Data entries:
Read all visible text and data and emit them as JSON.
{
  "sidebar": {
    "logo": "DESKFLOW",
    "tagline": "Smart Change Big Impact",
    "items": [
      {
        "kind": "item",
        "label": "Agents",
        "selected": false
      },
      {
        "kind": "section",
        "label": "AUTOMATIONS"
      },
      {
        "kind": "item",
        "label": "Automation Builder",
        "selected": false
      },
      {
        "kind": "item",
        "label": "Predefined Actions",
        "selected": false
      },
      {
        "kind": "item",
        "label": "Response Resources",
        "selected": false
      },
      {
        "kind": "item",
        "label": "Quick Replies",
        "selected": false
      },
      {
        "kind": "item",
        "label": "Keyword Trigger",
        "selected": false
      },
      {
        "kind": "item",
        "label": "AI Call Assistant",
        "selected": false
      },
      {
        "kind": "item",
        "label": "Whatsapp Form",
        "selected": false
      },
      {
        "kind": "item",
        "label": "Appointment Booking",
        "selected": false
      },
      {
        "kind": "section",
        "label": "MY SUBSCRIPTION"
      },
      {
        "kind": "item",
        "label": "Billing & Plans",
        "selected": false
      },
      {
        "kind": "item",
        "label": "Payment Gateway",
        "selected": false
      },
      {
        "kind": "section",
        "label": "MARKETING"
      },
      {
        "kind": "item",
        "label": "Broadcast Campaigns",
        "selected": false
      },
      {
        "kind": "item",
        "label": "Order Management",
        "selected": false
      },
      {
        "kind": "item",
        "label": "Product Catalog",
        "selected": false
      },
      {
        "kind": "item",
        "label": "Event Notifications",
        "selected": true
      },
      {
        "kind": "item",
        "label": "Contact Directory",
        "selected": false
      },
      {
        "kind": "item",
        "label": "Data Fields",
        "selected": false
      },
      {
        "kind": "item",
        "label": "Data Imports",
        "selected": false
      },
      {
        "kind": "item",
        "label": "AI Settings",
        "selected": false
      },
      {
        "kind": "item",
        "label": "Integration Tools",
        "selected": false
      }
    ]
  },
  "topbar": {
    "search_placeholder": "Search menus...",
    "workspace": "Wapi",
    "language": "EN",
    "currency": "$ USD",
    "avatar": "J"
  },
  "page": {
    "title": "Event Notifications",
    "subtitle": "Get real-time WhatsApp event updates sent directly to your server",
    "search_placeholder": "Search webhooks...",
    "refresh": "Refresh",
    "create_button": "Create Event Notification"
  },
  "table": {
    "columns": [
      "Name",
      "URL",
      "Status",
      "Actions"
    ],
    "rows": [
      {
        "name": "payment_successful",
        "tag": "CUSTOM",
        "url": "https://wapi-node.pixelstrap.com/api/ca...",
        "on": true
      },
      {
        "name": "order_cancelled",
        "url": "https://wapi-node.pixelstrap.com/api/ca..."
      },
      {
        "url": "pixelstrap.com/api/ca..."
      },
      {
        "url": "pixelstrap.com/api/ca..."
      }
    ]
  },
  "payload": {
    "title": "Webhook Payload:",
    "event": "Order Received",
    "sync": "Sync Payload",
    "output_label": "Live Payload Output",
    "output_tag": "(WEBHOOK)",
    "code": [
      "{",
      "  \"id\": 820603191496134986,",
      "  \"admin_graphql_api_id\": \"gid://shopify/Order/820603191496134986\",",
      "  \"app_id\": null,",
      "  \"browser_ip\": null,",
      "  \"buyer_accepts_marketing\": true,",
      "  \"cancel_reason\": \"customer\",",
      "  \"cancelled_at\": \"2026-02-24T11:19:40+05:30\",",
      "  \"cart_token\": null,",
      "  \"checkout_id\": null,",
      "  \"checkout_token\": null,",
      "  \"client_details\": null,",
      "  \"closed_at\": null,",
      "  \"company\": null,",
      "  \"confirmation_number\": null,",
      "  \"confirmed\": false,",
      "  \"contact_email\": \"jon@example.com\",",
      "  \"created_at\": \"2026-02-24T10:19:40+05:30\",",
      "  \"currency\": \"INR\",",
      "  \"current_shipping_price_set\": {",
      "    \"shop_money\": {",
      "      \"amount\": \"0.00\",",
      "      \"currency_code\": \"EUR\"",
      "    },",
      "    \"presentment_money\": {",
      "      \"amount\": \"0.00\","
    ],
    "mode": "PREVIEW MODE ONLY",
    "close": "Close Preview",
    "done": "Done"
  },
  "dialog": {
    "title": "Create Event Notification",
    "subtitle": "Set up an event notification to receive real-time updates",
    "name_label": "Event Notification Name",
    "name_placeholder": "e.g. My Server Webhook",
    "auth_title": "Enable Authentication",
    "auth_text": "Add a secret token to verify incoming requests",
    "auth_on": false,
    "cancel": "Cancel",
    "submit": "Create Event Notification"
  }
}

- _Task description_:
From the records above, extract each line exactly as shown.

- _Completed task_:
Read all visible text and data and emit them as JSON.
{
  "sidebar": {
    "logo": "DESKFLOW",
    "tagline": "Smart Change Big Impact",
    "items": [
      {
        "kind": "item",
        "label": "Agents",
        "selected": false
      },
      {
        "kind": "section",
        "label": "AUTOMATIONS"
      },
      {
        "kind": "item",
        "label": "Automation Builder",
        "selected": false
      },
      {
        "kind": "item",
        "label": "Predefined Actions",
        "selected": false
      },
      {
        "kind": "item",
        "label": "Response Resources",
        "selected": false
      },
      {
        "kind": "item",
        "label": "Quick Replies",
        "selected": false
      },
      {
        "kind": "item",
        "label": "Keyword Trigger",
        "selected": false
      },
      {
        "kind": "item",
        "label": "AI Call Assistant",
        "selected": false
      },
      {
        "kind": "item",
        "label": "Whatsapp Form",
        "selected": false
      },
      {
        "kind": "item",
        "label": "Appointment Booking",
        "selected": false
      },
      {
        "kind": "section",
        "label": "MY SUBSCRIPTION"
      },
      {
        "kind": "item",
        "label": "Billing & Plans",
        "selected": false
      },
      {
        "kind": "item",
        "label": "Payment Gateway",
        "selected": false
      },
      {
        "kind": "section",
        "label": "MARKETING"
      },
      {
        "kind": "item",
        "label": "Broadcast Campaigns",
        "selected": false
      },
      {
        "kind": "item",
        "label": "Order Management",
        "selected": false
      },
      {
        "kind": "item",
        "label": "Product Catalog",
        "selected": false
      },
      {
        "kind": "item",
        "label": "Event Notifications",
        "selected": true
      },
      {
        "kind": "item",
        "label": "Contact Directory",
        "selected": false
      },
      {
        "kind": "item",
        "label": "Data Fields",
        "selected": false
      },
      {
        "kind": "item",
        "label": "Data Imports",
        "selected": false
      },
      {
        "kind": "item",
        "label": "AI Settings",
        "selected": false
      },
      {
        "kind": "item",
        "label": "Integration Tools",
        "selected": false
      }
    ]
  },
  "topbar": {
    "search_placeholder": "Search menus...",
    "workspace": "Wapi",
    "language": "EN",
    "currency": "$ USD",
    "avatar": "J"
  },
  "page": {
    "title": "Event Notifications",
    "subtitle": "Get real-time WhatsApp event updates sent directly to your server",
    "search_placeholder": "Search webhooks...",
    "refresh": "Refresh",
    "create_button": "Create Event Notification"
  },
  "table": {
    "columns": [
      "Name",
      "URL",
      "Status",
      "Actions"
    ],
    "rows": [
      {
        "name": "payment_successful",
        "tag": "CUSTOM",
        "url": "https://wapi-node.pixelstrap.com/api/ca...",
        "on": true
      },
      {
        "name": "order_cancelled",
        "url": "https://wapi-node.pixelstrap.com/api/ca..."
      },
      {
        "url": "pixelstrap.com/api/ca..."
      },
      {
        "url": "pixelstrap.com/api/ca..."
      }
    ]
  },
  "payload": {
    "title": "Webhook Payload:",
    "event": "Order Received",
    "sync": "Sync Payload",
    "output_label": "Live Payload Output",
    "output_tag": "(WEBHOOK)",
    "code": [
      "{",
      "  \"id\": 820603191496134986,",
      "  \"admin_graphql_api_id\": \"gid://shopify/Order/820603191496134986\",",
      "  \"app_id\": null,",
      "  \"browser_ip\": null,",
      "  \"buyer_accepts_marketing\": true,",
      "  \"cancel_reason\": \"customer\",",
      "  \"cancelled_at\": \"2026-02-24T11:19:40+05:30\",",
      "  \"cart_token\": null,",
      "  \"checkout_id\": null,",
      "  \"checkout_token\": null,",
      "  \"client_details\": null,",
      "  \"closed_at\": null,",
      "  \"company\": null,",
      "  \"confirmation_number\": null,",
      "  \"confirmed\": false,",
      "  \"contact_email\": \"jon@example.com\",",
      "  \"created_at\": \"2026-02-24T10:19:40+05:30\",",
      "  \"currency\": \"INR\",",
      "  \"current_shipping_price_set\": {",
      "    \"shop_money\": {",
      "      \"amount\": \"0.00\",",
      "      \"currency_code\": \"EUR\"",
      "    },",
      "    \"presentment_money\": {",
      "      \"amount\": \"0.00\","
    ],
    "mode": "PREVIEW MODE ONLY",
    "close": "Close Preview",
    "done": "Done"
  },
  "dialog": {
    "title": "Create Event Notification",
    "subtitle": "Set up an event notification to receive real-time updates",
    "name_label": "Event Notification Name",
    "name_placeholder": "e.g. My Server Webhook",
    "auth_title": "Enable Authentication",
    "auth_text": "Add a secret token to verify incoming requests",
    "auth_on": false,
    "cancel": "Cancel",
    "submit": "Create Event Notification"
  }
}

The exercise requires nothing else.